What you will do:
Every record here should be printed again exactly.

Provided records:
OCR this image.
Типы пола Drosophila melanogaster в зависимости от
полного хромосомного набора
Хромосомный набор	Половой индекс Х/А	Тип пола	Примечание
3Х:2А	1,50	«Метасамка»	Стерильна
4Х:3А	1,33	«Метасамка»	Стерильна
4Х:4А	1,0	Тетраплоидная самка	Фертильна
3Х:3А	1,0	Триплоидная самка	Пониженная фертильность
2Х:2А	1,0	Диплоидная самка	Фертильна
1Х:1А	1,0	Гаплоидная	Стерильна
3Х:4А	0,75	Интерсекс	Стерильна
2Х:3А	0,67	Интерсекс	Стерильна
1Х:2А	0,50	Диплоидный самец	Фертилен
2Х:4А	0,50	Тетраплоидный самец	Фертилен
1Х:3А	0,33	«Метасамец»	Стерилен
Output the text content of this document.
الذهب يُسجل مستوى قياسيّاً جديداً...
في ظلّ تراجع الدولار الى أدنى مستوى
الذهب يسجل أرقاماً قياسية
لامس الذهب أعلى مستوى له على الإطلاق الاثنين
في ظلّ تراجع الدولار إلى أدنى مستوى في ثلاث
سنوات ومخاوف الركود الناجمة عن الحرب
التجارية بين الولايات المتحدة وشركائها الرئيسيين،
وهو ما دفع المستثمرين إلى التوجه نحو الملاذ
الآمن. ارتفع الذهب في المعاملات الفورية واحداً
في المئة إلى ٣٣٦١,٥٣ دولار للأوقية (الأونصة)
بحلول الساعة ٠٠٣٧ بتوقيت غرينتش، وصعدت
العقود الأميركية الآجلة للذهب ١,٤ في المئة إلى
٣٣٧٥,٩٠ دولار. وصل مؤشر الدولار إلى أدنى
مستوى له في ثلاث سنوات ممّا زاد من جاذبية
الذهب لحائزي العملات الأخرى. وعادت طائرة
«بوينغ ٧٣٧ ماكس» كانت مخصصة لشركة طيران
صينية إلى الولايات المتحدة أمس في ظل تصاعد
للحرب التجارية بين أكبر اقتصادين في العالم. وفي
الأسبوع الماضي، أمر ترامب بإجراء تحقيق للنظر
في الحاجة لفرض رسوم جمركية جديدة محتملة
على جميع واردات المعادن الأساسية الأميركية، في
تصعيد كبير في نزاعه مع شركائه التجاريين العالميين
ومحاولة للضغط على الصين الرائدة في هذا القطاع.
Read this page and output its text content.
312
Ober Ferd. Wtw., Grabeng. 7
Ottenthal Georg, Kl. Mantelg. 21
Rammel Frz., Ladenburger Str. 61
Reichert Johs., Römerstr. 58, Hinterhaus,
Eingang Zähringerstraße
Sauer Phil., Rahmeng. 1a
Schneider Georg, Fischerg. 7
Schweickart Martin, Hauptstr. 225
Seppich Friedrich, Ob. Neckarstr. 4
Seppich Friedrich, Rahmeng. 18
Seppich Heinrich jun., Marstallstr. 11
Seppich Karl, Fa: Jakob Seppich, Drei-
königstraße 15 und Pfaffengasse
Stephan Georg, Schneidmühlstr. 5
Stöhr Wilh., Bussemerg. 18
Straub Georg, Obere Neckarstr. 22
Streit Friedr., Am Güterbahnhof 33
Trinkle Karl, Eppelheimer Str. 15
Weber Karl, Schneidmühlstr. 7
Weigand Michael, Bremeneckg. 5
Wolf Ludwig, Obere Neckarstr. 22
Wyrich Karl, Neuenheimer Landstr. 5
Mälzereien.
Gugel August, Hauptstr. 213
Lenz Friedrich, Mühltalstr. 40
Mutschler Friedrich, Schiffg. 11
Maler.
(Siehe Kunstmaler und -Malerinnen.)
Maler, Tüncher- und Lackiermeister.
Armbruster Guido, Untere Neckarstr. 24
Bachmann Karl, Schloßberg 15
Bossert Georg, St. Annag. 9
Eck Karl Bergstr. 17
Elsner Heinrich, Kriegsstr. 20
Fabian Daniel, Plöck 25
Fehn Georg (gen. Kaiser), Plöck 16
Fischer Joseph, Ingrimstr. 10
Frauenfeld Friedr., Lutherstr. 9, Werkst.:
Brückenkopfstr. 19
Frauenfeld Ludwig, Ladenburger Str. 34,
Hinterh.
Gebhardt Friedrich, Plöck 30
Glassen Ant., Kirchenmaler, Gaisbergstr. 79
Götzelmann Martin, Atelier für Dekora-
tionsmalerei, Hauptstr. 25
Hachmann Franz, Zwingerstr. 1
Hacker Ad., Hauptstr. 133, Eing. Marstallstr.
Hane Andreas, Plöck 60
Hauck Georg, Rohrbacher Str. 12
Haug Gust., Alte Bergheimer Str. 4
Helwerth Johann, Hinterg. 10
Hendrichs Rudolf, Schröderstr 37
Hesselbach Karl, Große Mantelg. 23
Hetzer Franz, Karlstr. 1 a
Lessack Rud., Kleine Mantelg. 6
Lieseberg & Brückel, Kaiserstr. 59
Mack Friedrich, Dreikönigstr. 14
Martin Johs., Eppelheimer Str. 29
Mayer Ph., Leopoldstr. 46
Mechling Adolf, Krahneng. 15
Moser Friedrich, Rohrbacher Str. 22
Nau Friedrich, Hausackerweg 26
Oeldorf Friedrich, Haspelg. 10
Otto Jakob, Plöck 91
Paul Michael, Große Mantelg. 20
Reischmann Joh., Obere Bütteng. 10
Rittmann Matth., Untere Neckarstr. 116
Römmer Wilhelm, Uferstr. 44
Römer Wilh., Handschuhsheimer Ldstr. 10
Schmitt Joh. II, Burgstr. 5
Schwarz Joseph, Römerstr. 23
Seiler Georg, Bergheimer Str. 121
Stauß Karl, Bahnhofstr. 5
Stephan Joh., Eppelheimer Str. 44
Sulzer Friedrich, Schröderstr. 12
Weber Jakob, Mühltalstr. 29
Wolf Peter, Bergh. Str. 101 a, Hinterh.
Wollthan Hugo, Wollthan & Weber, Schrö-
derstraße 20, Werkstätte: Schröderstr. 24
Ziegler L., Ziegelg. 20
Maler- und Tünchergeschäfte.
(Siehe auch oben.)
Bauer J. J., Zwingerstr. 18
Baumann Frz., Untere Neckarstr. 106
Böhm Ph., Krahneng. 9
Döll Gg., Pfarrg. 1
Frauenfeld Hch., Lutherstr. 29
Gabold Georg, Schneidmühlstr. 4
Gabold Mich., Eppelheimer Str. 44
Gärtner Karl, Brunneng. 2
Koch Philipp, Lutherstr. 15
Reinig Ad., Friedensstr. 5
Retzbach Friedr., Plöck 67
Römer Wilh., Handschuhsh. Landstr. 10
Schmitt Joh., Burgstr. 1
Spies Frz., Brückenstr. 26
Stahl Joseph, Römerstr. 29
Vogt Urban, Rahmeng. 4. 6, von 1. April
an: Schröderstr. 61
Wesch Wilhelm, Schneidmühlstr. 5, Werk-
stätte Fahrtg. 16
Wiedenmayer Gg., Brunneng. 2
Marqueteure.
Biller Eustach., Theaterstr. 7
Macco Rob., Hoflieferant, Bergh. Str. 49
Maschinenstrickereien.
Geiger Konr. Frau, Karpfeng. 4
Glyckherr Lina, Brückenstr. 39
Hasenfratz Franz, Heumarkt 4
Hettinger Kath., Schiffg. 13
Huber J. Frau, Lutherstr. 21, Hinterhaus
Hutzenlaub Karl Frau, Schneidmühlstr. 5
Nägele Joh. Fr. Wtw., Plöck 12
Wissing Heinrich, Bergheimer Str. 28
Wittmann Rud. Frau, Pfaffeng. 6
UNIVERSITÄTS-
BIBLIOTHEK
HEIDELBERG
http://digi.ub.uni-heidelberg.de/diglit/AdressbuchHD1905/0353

Response to the task:
OCR this image.
Типы пола Drosophila melanogaster в зависимости от
полного хромосомного набора
Хромосомный набор	Половой индекс Х/А	Тип пола	Примечание
3Х:2А	1,50	«Метасамка»	Стерильна
4Х:3А	1,33	«Метасамка»	Стерильна
4Х:4А	1,0	Тетраплоидная самка	Фертильна
3Х:3А	1,0	Триплоидная самка	Пониженная фертильность
2Х:2А	1,0	Диплоидная самка	Фертильна
1Х:1А	1,0	Гаплоидная	Стерильна
3Х:4А	0,75	Интерсекс	Стерильна
2Х:3А	0,67	Интерсекс	Стерильна
1Х:2А	0,50	Диплоидный самец	Фертилен
2Х:4А	0,50	Тетраплоидный самец	Фертилен
1Х:3А	0,33	«Метасамец»	Стерилен
Output the text content of this document.
الذهب يُسجل مستوى قياسيّاً جديداً...
في ظلّ تراجع الدولار الى أدنى مستوى
الذهب يسجل أرقاماً قياسية
لامس الذهب أعلى مستوى له على الإطلاق الاثنين
في ظلّ تراجع الدولار إلى أدنى مستوى في ثلاث
سنوات ومخاوف الركود الناجمة عن الحرب
التجارية بين الولايات المتحدة وشركائها الرئيسيين،
وهو ما دفع المستثمرين إلى التوجه نحو الملاذ
الآمن. ارتفع الذهب في المعاملات الفورية واحداً
في المئة إلى ٣٣٦١,٥٣ دولار للأوقية (الأونصة)
بحلول الساعة ٠٠٣٧ بتوقيت غرينتش، وصعدت
العقود الأميركية الآجلة للذهب ١,٤ في المئة إلى
٣٣٧٥,٩٠ دولار. وصل مؤشر الدولار إلى أدنى
مستوى له في ثلاث سنوات ممّا زاد من جاذبية
الذهب لحائزي العملات الأخرى. وعادت طائرة
«بوينغ ٧٣٧ ماكس» كانت مخصصة لشركة طيران
صينية إلى الولايات المتحدة أمس في ظل تصاعد
للحرب التجارية بين أكبر اقتصادين في العالم. وفي
الأسبوع الماضي، أمر ترامب بإجراء تحقيق للنظر
في الحاجة لفرض رسوم جمركية جديدة محتملة
على جميع واردات المعادن الأساسية الأميركية، في
تصعيد كبير في نزاعه مع شركائه التجاريين العالميين
ومحاولة للضغط على الصين الرائدة في هذا القطاع.
Read this page and output its text content.
312
Ober Ferd. Wtw., Grabeng. 7
Ottenthal Georg, Kl. Mantelg. 21
Rammel Frz., Ladenburger Str. 61
Reichert Johs., Römerstr. 58, Hinterhaus,
Eingang Zähringerstraße
Sauer Phil., Rahmeng. 1a
Schneider Georg, Fischerg. 7
Schweickart Martin, Hauptstr. 225
Seppich Friedrich, Ob. Neckarstr. 4
Seppich Friedrich, Rahmeng. 18
Seppich Heinrich jun., Marstallstr. 11
Seppich Karl, Fa: Jakob Seppich, Drei-
königstraße 15 und Pfaffengasse
Stephan Georg, Schneidmühlstr. 5
Stöhr Wilh., Bussemerg. 18
Straub Georg, Obere Neckarstr. 22
Streit Friedr., Am Güterbahnhof 33
Trinkle Karl, Eppelheimer Str. 15
Weber Karl, Schneidmühlstr. 7
Weigand Michael, Bremeneckg. 5
Wolf Ludwig, Obere Neckarstr. 22
Wyrich Karl, Neuenheimer Landstr. 5
Mälzereien.
Gugel August, Hauptstr. 213
Lenz Friedrich, Mühltalstr. 40
Mutschler Friedrich, Schiffg. 11
Maler.
(Siehe Kunstmaler und -Malerinnen.)
Maler, Tüncher- und Lackiermeister.
Armbruster Guido, Untere Neckarstr. 24
Bachmann Karl, Schloßberg 15
Bossert Georg, St. Annag. 9
Eck Karl Bergstr. 17
Elsner Heinrich, Kriegsstr. 20
Fabian Daniel, Plöck 25
Fehn Georg (gen. Kaiser), Plöck 16
Fischer Joseph, Ingrimstr. 10
Frauenfeld Friedr., Lutherstr. 9, Werkst.:
Brückenkopfstr. 19
Frauenfeld Ludwig, Ladenburger Str. 34,
Hinterh.
Gebhardt Friedrich, Plöck 30
Glassen Ant., Kirchenmaler, Gaisbergstr. 79
Götzelmann Martin, Atelier für Dekora-
tionsmalerei, Hauptstr. 25
Hachmann Franz, Zwingerstr. 1
Hacker Ad., Hauptstr. 133, Eing. Marstallstr.
Hane Andreas, Plöck 60
Hauck Georg, Rohrbacher Str. 12
Haug Gust., Alte Bergheimer Str. 4
Helwerth Johann, Hinterg. 10
Hendrichs Rudolf, Schröderstr 37
Hesselbach Karl, Große Mantelg. 23
Hetzer Franz, Karlstr. 1 a
Lessack Rud., Kleine Mantelg. 6
Lieseberg & Brückel, Kaiserstr. 59
Mack Friedrich, Dreikönigstr. 14
Martin Johs., Eppelheimer Str. 29
Mayer Ph., Leopoldstr. 46
Mechling Adolf, Krahneng. 15
Moser Friedrich, Rohrbacher Str. 22
Nau Friedrich, Hausackerweg 26
Oeldorf Friedrich, Haspelg. 10
Otto Jakob, Plöck 91
Paul Michael, Große Mantelg. 20
Reischmann Joh., Obere Bütteng. 10
Rittmann Matth., Untere Neckarstr. 116
Römmer Wilhelm, Uferstr. 44
Römer Wilh., Handschuhsheimer Ldstr. 10
Schmitt Joh. II, Burgstr. 5
Schwarz Joseph, Römerstr. 23
Seiler Georg, Bergheimer Str. 121
Stauß Karl, Bahnhofstr. 5
Stephan Joh., Eppelheimer Str. 44
Sulzer Friedrich, Schröderstr. 12
Weber Jakob, Mühltalstr. 29
Wolf Peter, Bergh. Str. 101 a, Hinterh.
Wollthan Hugo, Wollthan & Weber, Schrö-
derstraße 20, Werkstätte: Schröderstr. 24
Ziegler L., Ziegelg. 20
Maler- und Tünchergeschäfte.
(Siehe auch oben.)
Bauer J. J., Zwingerstr. 18
Baumann Frz., Untere Neckarstr. 106
Böhm Ph., Krahneng. 9
Döll Gg., Pfarrg. 1
Frauenfeld Hch., Lutherstr. 29
Gabold Georg, Schneidmühlstr. 4
Gabold Mich., Eppelheimer Str. 44
Gärtner Karl, Brunneng. 2
Koch Philipp, Lutherstr. 15
Reinig Ad., Friedensstr. 5
Retzbach Friedr., Plöck 67
Römer Wilh., Handschuhsh. Landstr. 10
Schmitt Joh., Burgstr. 1
Spies Frz., Brückenstr. 26
Stahl Joseph, Römerstr. 29
Vogt Urban, Rahmeng. 4. 6, von 1. April
an: Schröderstr. 61
Wesch Wilhelm, Schneidmühlstr. 5, Werk-
stätte Fahrtg. 16
Wiedenmayer Gg., Brunneng. 2
Marqueteure.
Biller Eustach., Theaterstr. 7
Macco Rob., Hoflieferant, Bergh. Str. 49
Maschinenstrickereien.
Geiger Konr. Frau, Karpfeng. 4
Glyckherr Lina, Brückenstr. 39
Hasenfratz Franz, Heumarkt 4
Hettinger Kath., Schiffg. 13
Huber J. Frau, Lutherstr. 21, Hinterhaus
Hutzenlaub Karl Frau, Schneidmühlstr. 5
Nägele Joh. Fr. Wtw., Plöck 12
Wissing Heinrich, Bergheimer Str. 28
Wittmann Rud. Frau, Pfaffeng. 6
UNIVERSITÄTS-
BIBLIOTHEK
HEIDELBERG
http://digi.ub.uni-heidelberg.de/diglit/AdressbuchHD1905/0353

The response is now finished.